Repeat each line exactly as it is written.

◇ ◇ ◇ ◇ ◇

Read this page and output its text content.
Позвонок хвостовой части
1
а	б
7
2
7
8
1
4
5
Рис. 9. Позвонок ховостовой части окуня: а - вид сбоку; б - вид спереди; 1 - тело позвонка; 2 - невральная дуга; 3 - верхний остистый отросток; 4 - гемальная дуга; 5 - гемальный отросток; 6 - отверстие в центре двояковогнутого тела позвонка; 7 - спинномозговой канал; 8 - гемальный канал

◇ ◇ ◇ ◇ ◇

> **FINAL ANSWER**
Read this page and output its text content.
Позвонок хвостовой части
1
а	б
7
2
7
8
1
4
5
Рис. 9. Позвонок ховостовой части окуня: а - вид сбоку; б - вид спереди; 1 - тело позвонка; 2 - невральная дуга; 3 - верхний остистый отросток; 4 - гемальная дуга; 5 - гемальный отросток; 6 - отверстие в центре двояковогнутого тела позвонка; 7 - спинномозговой канал; 8 - гемальный канал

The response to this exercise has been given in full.